=== Description of the task ===
Send back the entries below exactly as they appear.

=== Data records ===
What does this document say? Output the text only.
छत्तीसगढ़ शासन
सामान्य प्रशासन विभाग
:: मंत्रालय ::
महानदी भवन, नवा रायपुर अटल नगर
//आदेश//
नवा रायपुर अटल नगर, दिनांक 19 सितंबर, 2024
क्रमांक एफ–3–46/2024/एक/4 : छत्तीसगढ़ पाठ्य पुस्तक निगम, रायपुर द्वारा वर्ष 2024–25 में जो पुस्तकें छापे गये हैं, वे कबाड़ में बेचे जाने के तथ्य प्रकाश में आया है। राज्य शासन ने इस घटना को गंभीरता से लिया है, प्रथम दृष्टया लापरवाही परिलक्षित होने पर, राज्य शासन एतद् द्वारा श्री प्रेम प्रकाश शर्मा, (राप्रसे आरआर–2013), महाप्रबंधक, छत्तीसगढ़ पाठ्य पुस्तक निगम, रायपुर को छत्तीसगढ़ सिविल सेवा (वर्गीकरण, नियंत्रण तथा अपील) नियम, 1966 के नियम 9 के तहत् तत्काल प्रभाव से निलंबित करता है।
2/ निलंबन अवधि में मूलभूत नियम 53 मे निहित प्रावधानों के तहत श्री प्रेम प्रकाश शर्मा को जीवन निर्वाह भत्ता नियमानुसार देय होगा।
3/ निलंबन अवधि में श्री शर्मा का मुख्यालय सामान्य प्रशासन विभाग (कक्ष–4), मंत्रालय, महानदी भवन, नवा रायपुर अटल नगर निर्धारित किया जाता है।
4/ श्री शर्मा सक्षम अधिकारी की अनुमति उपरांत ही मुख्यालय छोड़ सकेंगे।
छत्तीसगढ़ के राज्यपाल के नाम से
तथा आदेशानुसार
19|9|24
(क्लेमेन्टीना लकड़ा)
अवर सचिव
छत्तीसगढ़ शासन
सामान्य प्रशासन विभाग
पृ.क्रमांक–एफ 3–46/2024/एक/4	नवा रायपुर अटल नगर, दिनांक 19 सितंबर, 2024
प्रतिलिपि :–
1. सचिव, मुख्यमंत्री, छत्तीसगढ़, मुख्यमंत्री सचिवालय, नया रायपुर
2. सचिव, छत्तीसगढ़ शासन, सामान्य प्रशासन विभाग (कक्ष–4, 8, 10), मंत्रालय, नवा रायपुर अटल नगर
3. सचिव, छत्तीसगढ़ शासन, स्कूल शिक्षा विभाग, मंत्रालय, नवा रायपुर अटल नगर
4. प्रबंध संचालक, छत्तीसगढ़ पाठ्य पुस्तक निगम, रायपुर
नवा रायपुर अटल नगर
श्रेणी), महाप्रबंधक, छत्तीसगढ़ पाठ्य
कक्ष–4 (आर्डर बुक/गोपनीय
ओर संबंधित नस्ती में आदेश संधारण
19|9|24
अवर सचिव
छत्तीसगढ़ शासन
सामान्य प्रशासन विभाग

=== Written answer ===
What does this document say? Output the text only.
छत्तीसगढ़ शासन
सामान्य प्रशासन विभाग
:: मंत्रालय ::
महानदी भवन, नवा रायपुर अटल नगर
//आदेश//
नवा रायपुर अटल नगर, दिनांक 19 सितंबर, 2024
क्रमांक एफ–3–46/2024/एक/4 : छत्तीसगढ़ पाठ्य पुस्तक निगम, रायपुर द्वारा वर्ष 2024–25 में जो पुस्तकें छापे गये हैं, वे कबाड़ में बेचे जाने के तथ्य प्रकाश में आया है। राज्य शासन ने इस घटना को गंभीरता से लिया है, प्रथम दृष्टया लापरवाही परिलक्षित होने पर, राज्य शासन एतद् द्वारा श्री प्रेम प्रकाश शर्मा, (राप्रसे आरआर–2013), महाप्रबंधक, छत्तीसगढ़ पाठ्य पुस्तक निगम, रायपुर को छत्तीसगढ़ सिविल सेवा (वर्गीकरण, नियंत्रण तथा अपील) नियम, 1966 के नियम 9 के तहत् तत्काल प्रभाव से निलंबित करता है।
2/ निलंबन अवधि में मूलभूत नियम 53 मे निहित प्रावधानों के तहत श्री प्रेम प्रकाश शर्मा को जीवन निर्वाह भत्ता नियमानुसार देय होगा।
3/ निलंबन अवधि में श्री शर्मा का मुख्यालय सामान्य प्रशासन विभाग (कक्ष–4), मंत्रालय, महानदी भवन, नवा रायपुर अटल नगर निर्धारित किया जाता है।
4/ श्री शर्मा सक्षम अधिकारी की अनुमति उपरांत ही मुख्यालय छोड़ सकेंगे।
छत्तीसगढ़ के राज्यपाल के नाम से
तथा आदेशानुसार
19|9|24
(क्लेमेन्टीना लकड़ा)
अवर सचिव
छत्तीसगढ़ शासन
सामान्य प्रशासन विभाग
पृ.क्रमांक–एफ 3–46/2024/एक/4	नवा रायपुर अटल नगर, दिनांक 19 सितंबर, 2024
प्रतिलिपि :–
1. सचिव, मुख्यमंत्री, छत्तीसगढ़, मुख्यमंत्री सचिवालय, नया रायपुर
2. सचिव, छत्तीसगढ़ शासन, सामान्य प्रशासन विभाग (कक्ष–4, 8, 10), मंत्रालय, नवा रायपुर अटल नगर
3. सचिव, छत्तीसगढ़ शासन, स्कूल शिक्षा विभाग, मंत्रालय, नवा रायपुर अटल नगर
4. प्रबंध संचालक, छत्तीसगढ़ पाठ्य पुस्तक निगम, रायपुर
नवा रायपुर अटल नगर
श्रेणी), महाप्रबंधक, छत्तीसगढ़ पाठ्य
कक्ष–4 (आर्डर बुक/गोपनीय
ओर संबंधित नस्ती में आदेश संधारण
19|9|24
अवर सचिव
छत्तीसगढ़ शासन
सामान्य प्रशासन विभाग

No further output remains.